Given request
Copy the lines below as they are; omit the images they contain.

(Entries from a visual dataset)
%%

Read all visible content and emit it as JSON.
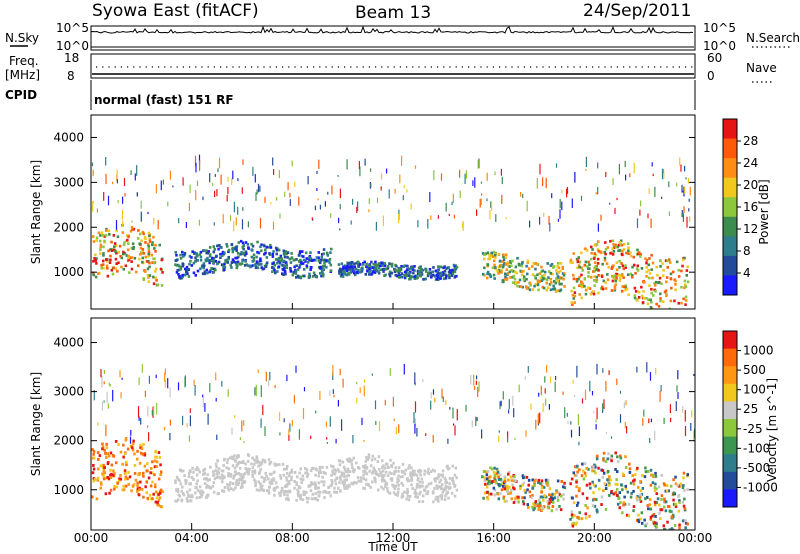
{
  "header": {
    "station": "Syowa East (fitACF)",
    "beam": "Beam 13",
    "date": "24/Sep/2011"
  },
  "panels": {
    "noise": {
      "left_label": "N.Sky",
      "right_label": "N.Search",
      "ticks_left": [
        "10^5",
        "10^0"
      ],
      "ticks_right": [
        "10^5",
        "10^0"
      ]
    },
    "freq": {
      "left_label": "Freq.",
      "left_unit": "[MHz]",
      "right_label": "Nave",
      "ticks_left": [
        "18",
        "8"
      ],
      "ticks_right": [
        "60",
        "0"
      ]
    },
    "cpid": {
      "label": "CPID",
      "text": "normal (fast) 151 RF"
    }
  },
  "chart_data": [
    {
      "type": "heatmap",
      "name": "power",
      "xlabel": "",
      "ylabel": "Slant Range [km]",
      "xlim": [
        0,
        24
      ],
      "ylim": [
        180,
        4500
      ],
      "yticks": [
        1000,
        2000,
        3000,
        4000
      ],
      "colorbar": {
        "label": "Power [dB]",
        "range": [
          0,
          32
        ],
        "ticks": [
          "4",
          "8",
          "12",
          "16",
          "20",
          "24",
          "28"
        ],
        "colors": [
          "#1a1aff",
          "#234b9b",
          "#2e7d8c",
          "#3c8c50",
          "#8cc83c",
          "#f0c81e",
          "#ff8c14",
          "#ff5a0a",
          "#e61414"
        ]
      },
      "features": [
        {
          "t": [
            0.0,
            2.8
          ],
          "range": [
            700,
            1800
          ],
          "level": "high"
        },
        {
          "t": [
            3.3,
            9.5
          ],
          "range": [
            950,
            1550
          ],
          "level": "low"
        },
        {
          "t": [
            9.8,
            14.5
          ],
          "range": [
            850,
            1150
          ],
          "level": "low"
        },
        {
          "t": [
            15.5,
            18.8
          ],
          "range": [
            650,
            1300
          ],
          "level": "medium"
        },
        {
          "t": [
            19.0,
            23.7
          ],
          "range": [
            300,
            1500
          ],
          "level": "high"
        }
      ]
    },
    {
      "type": "heatmap",
      "name": "velocity",
      "xlabel": "Time UT",
      "ylabel": "Slant Range [km]",
      "xlim": [
        0,
        24
      ],
      "ylim": [
        180,
        4500
      ],
      "xticks": [
        "00:00",
        "04:00",
        "08:00",
        "12:00",
        "16:00",
        "20:00",
        "00:00"
      ],
      "yticks": [
        1000,
        2000,
        3000,
        4000
      ],
      "colorbar": {
        "label": "Velocity [m s^-1]",
        "ticks": [
          "1000",
          "500",
          "100",
          "25",
          "-25",
          "-100",
          "-500",
          "-1000"
        ],
        "colors": [
          "#1a1aff",
          "#234b9b",
          "#2e7d8c",
          "#3c9650",
          "#8cc83c",
          "#c8c8c8",
          "#f0c81e",
          "#ff9614",
          "#ff6a0a",
          "#e61414"
        ]
      },
      "features": [
        {
          "t": [
            0.0,
            2.8
          ],
          "range": [
            700,
            1800
          ],
          "velocity": "negative"
        },
        {
          "t": [
            3.3,
            14.5
          ],
          "range": [
            850,
            1550
          ],
          "velocity": "near zero"
        },
        {
          "t": [
            15.5,
            18.8
          ],
          "range": [
            650,
            1300
          ],
          "velocity": "mixed"
        },
        {
          "t": [
            19.0,
            23.7
          ],
          "range": [
            300,
            1500
          ],
          "velocity": "mixed"
        }
      ]
    }
  ]
}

%%

Result of this task
Read all visible content and emit it as JSON.
{
  "header": {
    "station": "Syowa East (fitACF)",
    "beam": "Beam 13",
    "date": "24/Sep/2011"
  },
  "panels": {
    "noise": {
      "left_label": "N.Sky",
      "right_label": "N.Search",
      "ticks_left": [
        "10^5",
        "10^0"
      ],
      "ticks_right": [
        "10^5",
        "10^0"
      ]
    },
    "freq": {
      "left_label": "Freq.",
      "left_unit": "[MHz]",
      "right_label": "Nave",
      "ticks_left": [
        "18",
        "8"
      ],
      "ticks_right": [
        "60",
        "0"
      ]
    },
    "cpid": {
      "label": "CPID",
      "text": "normal (fast) 151 RF"
    }
  },
  "chart_data": [
    {
      "type": "heatmap",
      "name": "power",
      "xlabel": "",
      "ylabel": "Slant Range [km]",
      "xlim": [
        0,
        24
      ],
      "ylim": [
        180,
        4500
      ],
      "yticks": [
        1000,
        2000,
        3000,
        4000
      ],
      "colorbar": {
        "label": "Power [dB]",
        "range": [
          0,
          32
        ],
        "ticks": [
          "4",
          "8",
          "12",
          "16",
          "20",
          "24",
          "28"
        ],
        "colors": [
          "#1a1aff",
          "#234b9b",
          "#2e7d8c",
          "#3c8c50",
          "#8cc83c",
          "#f0c81e",
          "#ff8c14",
          "#ff5a0a",
          "#e61414"
        ]
      },
      "features": [
        {
          "t": [
            0.0,
            2.8
          ],
          "range": [
            700,
            1800
          ],
          "level": "high"
        },
        {
          "t": [
            3.3,
            9.5
          ],
          "range": [
            950,
            1550
          ],
          "level": "low"
        },
        {
          "t": [
            9.8,
            14.5
          ],
          "range": [
            850,
            1150
          ],
          "level": "low"
        },
        {
          "t": [
            15.5,
            18.8
          ],
          "range": [
            650,
            1300
          ],
          "level": "medium"
        },
        {
          "t": [
            19.0,
            23.7
          ],
          "range": [
            300,
            1500
          ],
          "level": "high"
        }
      ]
    },
    {
      "type": "heatmap",
      "name": "velocity",
      "xlabel": "Time UT",
      "ylabel": "Slant Range [km]",
      "xlim": [
        0,
        24
      ],
      "ylim": [
        180,
        4500
      ],
      "xticks": [
        "00:00",
        "04:00",
        "08:00",
        "12:00",
        "16:00",
        "20:00",
        "00:00"
      ],
      "yticks": [
        1000,
        2000,
        3000,
        4000
      ],
      "colorbar": {
        "label": "Velocity [m s^-1]",
        "ticks": [
          "1000",
          "500",
          "100",
          "25",
          "-25",
          "-100",
          "-500",
          "-1000"
        ],
        "colors": [
          "#1a1aff",
          "#234b9b",
          "#2e7d8c",
          "#3c9650",
          "#8cc83c",
          "#c8c8c8",
          "#f0c81e",
          "#ff9614",
          "#ff6a0a",
          "#e61414"
        ]
      },
      "features": [
        {
          "t": [
            0.0,
            2.8
          ],
          "range": [
            700,
            1800
          ],
          "velocity": "negative"
        },
        {
          "t": [
            3.3,
            14.5
          ],
          "range": [
            850,
            1550
          ],
          "velocity": "near zero"
        },
        {
          "t": [
            15.5,
            18.8
          ],
          "range": [
            650,
            1300
          ],
          "velocity": "mixed"
        },
        {
          "t": [
            19.0,
            23.7
          ],
          "range": [
            300,
            1500
          ],
          "velocity": "mixed"
        }
      ]
    }
  ]
}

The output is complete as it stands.